▶ **Given task**
Only the number is needed: how many lines contain the word "arrow"?

(Items from a dataset)
********************
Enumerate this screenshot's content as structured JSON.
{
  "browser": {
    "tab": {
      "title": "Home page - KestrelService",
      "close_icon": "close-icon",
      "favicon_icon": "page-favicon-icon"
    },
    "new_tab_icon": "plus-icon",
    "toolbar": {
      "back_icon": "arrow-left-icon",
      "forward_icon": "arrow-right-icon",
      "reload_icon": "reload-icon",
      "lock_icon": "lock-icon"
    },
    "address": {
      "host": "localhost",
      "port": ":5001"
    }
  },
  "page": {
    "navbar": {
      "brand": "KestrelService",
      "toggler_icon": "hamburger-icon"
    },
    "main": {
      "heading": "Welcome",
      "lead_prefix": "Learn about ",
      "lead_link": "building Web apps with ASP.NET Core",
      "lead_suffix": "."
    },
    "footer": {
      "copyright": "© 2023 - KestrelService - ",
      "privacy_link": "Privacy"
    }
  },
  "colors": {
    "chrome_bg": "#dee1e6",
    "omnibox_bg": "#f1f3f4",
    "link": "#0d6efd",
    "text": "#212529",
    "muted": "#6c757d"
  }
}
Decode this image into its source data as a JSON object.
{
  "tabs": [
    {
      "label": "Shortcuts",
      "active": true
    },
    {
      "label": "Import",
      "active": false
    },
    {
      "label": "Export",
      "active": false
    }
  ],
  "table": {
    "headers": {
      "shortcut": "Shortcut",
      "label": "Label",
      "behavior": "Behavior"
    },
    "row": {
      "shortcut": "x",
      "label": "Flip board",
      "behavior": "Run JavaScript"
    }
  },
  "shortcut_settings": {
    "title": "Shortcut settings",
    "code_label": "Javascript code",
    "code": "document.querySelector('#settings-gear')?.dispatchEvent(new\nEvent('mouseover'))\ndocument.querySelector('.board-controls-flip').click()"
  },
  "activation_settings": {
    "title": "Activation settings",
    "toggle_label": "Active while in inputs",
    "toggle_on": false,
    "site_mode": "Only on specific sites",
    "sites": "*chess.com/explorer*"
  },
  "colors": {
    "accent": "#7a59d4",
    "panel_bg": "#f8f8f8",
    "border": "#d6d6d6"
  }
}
********************
▶ **Task result**
2